-- Excerpted passage start --

Article by Joshua Nattar (Senior Labour Advisor)

Introduction

Many employment contracts contain a restraint of trade clause, but employees often overlook this provision, unless the employer elects to enforce that specific clause.

This article discusses the legality of such, are they valid and enforceable?

Purpose of Restraint of Trade:

A restraint of trade agreement emanates from contractual law and is binding, as it applies to the principle of unlawful competition.

The most typical purpose of a restraint of trade clause is to prevent employees from competing with their previous employer for the business of such an employer. The primary intention of this provision therefore is to protect the employer’s proprietary interests, including trade secrets, confidential information and customer database from falling into the hands of the competitor.

A restraint of trade clause in an employment contract stipulates that in the event of termination of the employment, the employee may be restricted from performing certain work, within a specific geographical location, for a specific period of time.

In the Labour Court (LC) case of ABSA Insurance and Financial Advisors (Pty) Ltd v Jonker and Another, ABSA Insurance and Financial Advisors (Pty) Ltd v Jonker and Another (LC) (unreported case no C741/17 and C742/17, 17-11-2017), Steenkamp J confirmed that South African law recognises two forms of unlawful competition, being –

  • unfair use of a competitor’s fruits and labour; and
  • the misuse of confidential information in order to advance one’s business interests and activities at the expense of a competitor.

-- Excerpted passage end --
-- Data start --

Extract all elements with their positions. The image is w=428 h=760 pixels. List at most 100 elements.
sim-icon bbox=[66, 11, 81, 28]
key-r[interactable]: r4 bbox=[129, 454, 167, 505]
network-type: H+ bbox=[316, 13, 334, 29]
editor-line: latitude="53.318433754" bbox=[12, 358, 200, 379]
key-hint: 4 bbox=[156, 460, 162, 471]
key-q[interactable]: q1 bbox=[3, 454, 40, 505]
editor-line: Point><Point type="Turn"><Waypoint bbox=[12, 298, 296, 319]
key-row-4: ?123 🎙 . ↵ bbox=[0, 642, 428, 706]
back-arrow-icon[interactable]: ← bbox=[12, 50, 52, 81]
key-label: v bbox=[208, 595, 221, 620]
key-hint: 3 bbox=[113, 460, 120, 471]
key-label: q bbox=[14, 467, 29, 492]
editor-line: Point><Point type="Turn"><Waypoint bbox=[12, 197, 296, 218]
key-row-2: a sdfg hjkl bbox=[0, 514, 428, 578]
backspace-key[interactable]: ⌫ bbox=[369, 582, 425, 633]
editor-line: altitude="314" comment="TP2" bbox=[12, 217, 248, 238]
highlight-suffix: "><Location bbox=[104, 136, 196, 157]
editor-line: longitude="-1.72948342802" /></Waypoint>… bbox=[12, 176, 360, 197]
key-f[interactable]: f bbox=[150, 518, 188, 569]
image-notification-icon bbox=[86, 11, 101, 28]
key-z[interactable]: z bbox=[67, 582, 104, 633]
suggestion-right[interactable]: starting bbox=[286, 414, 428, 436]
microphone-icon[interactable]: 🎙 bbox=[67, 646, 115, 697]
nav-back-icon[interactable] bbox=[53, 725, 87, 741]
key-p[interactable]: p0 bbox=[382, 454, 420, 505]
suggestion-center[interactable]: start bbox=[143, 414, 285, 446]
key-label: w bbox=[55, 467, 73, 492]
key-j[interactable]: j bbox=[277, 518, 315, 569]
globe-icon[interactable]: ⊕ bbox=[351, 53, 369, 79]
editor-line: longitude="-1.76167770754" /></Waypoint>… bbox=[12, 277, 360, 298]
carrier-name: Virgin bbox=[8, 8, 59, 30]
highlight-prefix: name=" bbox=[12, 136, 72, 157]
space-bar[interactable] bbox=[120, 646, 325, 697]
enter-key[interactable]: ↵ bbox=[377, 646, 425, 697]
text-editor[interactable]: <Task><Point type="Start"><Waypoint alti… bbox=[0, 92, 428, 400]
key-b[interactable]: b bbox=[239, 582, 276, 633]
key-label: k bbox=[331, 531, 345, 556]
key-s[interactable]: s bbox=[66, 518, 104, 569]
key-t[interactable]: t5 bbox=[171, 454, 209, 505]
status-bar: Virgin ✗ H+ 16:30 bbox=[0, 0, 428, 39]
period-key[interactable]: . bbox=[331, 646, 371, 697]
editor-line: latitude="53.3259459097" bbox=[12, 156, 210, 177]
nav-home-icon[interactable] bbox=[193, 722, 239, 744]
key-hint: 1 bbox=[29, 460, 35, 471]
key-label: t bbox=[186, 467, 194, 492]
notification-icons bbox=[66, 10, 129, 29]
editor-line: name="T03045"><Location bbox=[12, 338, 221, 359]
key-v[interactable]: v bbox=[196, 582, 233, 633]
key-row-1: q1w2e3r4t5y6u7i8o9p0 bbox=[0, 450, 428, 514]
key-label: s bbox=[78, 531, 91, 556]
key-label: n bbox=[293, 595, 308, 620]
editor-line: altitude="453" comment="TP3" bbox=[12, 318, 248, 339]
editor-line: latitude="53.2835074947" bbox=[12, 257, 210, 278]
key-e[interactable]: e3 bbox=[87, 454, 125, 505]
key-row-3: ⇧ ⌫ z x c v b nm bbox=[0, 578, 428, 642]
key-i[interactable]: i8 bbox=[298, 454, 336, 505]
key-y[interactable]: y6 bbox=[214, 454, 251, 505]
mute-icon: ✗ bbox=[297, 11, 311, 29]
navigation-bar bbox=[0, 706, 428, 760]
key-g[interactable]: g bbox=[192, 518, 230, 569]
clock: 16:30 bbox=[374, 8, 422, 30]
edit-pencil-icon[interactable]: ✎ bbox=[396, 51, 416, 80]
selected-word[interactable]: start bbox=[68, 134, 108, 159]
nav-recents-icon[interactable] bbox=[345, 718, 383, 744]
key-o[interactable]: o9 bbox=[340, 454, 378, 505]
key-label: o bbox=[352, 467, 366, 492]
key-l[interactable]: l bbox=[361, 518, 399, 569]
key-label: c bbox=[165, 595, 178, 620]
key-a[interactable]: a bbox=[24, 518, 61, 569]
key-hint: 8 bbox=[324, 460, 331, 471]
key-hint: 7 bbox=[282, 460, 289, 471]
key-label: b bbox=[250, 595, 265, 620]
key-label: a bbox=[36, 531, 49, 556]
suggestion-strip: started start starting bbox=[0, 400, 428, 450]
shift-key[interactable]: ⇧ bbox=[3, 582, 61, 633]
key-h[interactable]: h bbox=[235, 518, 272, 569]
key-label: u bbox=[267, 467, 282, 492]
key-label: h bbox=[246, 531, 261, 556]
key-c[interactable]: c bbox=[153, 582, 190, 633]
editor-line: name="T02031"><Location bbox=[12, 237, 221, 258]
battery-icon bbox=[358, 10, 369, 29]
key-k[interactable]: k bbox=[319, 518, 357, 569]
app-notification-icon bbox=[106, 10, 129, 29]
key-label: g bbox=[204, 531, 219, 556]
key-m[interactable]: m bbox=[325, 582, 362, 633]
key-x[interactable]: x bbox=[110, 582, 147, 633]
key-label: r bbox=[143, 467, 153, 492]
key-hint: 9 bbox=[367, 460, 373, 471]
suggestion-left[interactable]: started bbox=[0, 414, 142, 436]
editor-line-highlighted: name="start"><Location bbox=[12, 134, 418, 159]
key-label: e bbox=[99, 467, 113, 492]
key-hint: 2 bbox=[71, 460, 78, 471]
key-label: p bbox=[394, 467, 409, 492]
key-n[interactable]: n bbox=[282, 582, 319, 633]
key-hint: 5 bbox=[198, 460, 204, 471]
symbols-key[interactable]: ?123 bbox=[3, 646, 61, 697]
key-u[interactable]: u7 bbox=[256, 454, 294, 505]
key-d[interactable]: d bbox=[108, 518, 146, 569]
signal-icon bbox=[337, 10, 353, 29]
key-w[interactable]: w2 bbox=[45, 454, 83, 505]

-- Data end --

Brief 1 »
Translate this sentence from the restraint of trade article into Spanish: "Many employment contracts contain a restraint of trade clause, but employees often overlook this provision, unless the employer elects to enforce that specific clause."
Brief 2 »
Return, word for word, everything in the restraint of trade article from "Many employment contracts" down to "that specific clause.".

Complete answer 1 »
Muchos contratos de trabajo contienen una cláusula de restricción de la competencia, pero los empleados a menudo pasan por alto esta disposición, a menos que el empleador decida hacer valer esa cláusula específica.

Complete answer 2 »
Many employment contracts contain a restraint of trade clause, but employees often overlook this provision, unless the employer elects to enforce that specific clause.